Records from a dataset:
======
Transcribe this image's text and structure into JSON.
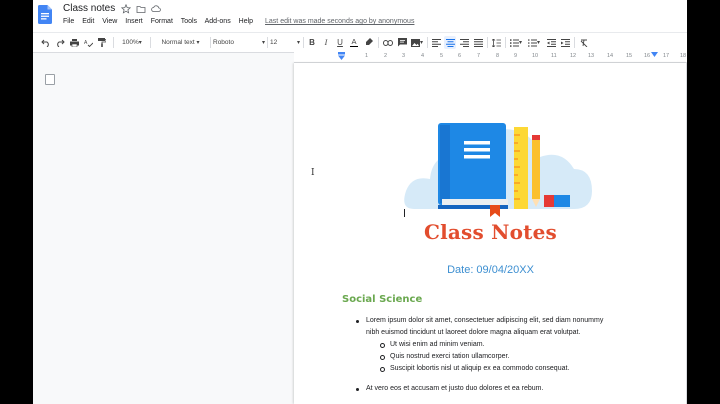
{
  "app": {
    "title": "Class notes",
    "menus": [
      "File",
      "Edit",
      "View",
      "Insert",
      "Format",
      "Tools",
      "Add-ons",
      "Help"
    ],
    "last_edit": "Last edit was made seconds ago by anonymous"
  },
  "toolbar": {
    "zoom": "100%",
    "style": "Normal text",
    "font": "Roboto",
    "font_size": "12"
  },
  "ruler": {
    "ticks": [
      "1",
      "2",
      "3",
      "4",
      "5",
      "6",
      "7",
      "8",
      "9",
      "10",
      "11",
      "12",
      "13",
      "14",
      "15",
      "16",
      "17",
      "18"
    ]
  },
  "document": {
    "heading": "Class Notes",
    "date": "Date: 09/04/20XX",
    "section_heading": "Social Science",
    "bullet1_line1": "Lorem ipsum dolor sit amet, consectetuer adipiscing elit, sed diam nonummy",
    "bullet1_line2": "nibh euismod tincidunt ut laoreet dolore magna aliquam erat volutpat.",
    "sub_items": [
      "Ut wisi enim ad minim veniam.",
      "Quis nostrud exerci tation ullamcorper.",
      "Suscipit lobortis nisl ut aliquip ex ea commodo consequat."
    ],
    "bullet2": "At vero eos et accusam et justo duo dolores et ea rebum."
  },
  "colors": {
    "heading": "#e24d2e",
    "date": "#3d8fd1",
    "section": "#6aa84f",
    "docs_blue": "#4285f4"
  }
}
======
Exercise description: Omit the pictures and output all of the other material exactly.

Solution to this exercise:
Transcribe this image's text and structure into JSON.
{
  "app": {
    "title": "Class notes",
    "menus": [
      "File",
      "Edit",
      "View",
      "Insert",
      "Format",
      "Tools",
      "Add-ons",
      "Help"
    ],
    "last_edit": "Last edit was made seconds ago by anonymous"
  },
  "toolbar": {
    "zoom": "100%",
    "style": "Normal text",
    "font": "Roboto",
    "font_size": "12"
  },
  "ruler": {
    "ticks": [
      "1",
      "2",
      "3",
      "4",
      "5",
      "6",
      "7",
      "8",
      "9",
      "10",
      "11",
      "12",
      "13",
      "14",
      "15",
      "16",
      "17",
      "18"
    ]
  },
  "document": {
    "heading": "Class Notes",
    "date": "Date: 09/04/20XX",
    "section_heading": "Social Science",
    "bullet1_line1": "Lorem ipsum dolor sit amet, consectetuer adipiscing elit, sed diam nonummy",
    "bullet1_line2": "nibh euismod tincidunt ut laoreet dolore magna aliquam erat volutpat.",
    "sub_items": [
      "Ut wisi enim ad minim veniam.",
      "Quis nostrud exerci tation ullamcorper.",
      "Suscipit lobortis nisl ut aliquip ex ea commodo consequat."
    ],
    "bullet2": "At vero eos et accusam et justo duo dolores et ea rebum."
  },
  "colors": {
    "heading": "#e24d2e",
    "date": "#3d8fd1",
    "section": "#6aa84f",
    "docs_blue": "#4285f4"
  }
}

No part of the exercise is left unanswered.